══ GIVEN DATA ══
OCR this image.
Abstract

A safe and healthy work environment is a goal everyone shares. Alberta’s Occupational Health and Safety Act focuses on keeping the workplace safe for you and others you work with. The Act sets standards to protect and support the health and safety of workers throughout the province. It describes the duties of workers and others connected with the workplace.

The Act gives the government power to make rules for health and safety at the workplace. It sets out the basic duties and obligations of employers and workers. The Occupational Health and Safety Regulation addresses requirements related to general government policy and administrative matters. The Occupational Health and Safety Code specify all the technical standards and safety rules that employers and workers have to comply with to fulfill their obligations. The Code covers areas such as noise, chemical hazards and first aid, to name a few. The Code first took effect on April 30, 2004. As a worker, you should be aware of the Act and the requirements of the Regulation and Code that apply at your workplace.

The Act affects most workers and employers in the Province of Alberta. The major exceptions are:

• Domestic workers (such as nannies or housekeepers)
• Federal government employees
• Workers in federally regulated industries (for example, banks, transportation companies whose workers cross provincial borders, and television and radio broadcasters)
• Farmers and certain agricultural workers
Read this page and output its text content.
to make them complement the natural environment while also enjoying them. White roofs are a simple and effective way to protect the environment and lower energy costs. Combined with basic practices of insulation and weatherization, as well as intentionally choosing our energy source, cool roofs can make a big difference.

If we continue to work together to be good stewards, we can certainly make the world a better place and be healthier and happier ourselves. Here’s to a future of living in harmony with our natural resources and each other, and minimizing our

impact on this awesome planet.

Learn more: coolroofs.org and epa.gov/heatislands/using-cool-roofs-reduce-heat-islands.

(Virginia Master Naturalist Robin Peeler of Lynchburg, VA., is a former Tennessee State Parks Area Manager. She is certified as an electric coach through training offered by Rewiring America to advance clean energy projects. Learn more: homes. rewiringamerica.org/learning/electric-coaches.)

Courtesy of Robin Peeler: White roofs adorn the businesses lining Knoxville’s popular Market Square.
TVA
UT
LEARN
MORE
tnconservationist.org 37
═══
## [PROBLEM STATEMENT]
Return each line with "this".

## [TASK SOLUTION]
OCR this image.
Read this page and output its text content.
impact on this awesome planet.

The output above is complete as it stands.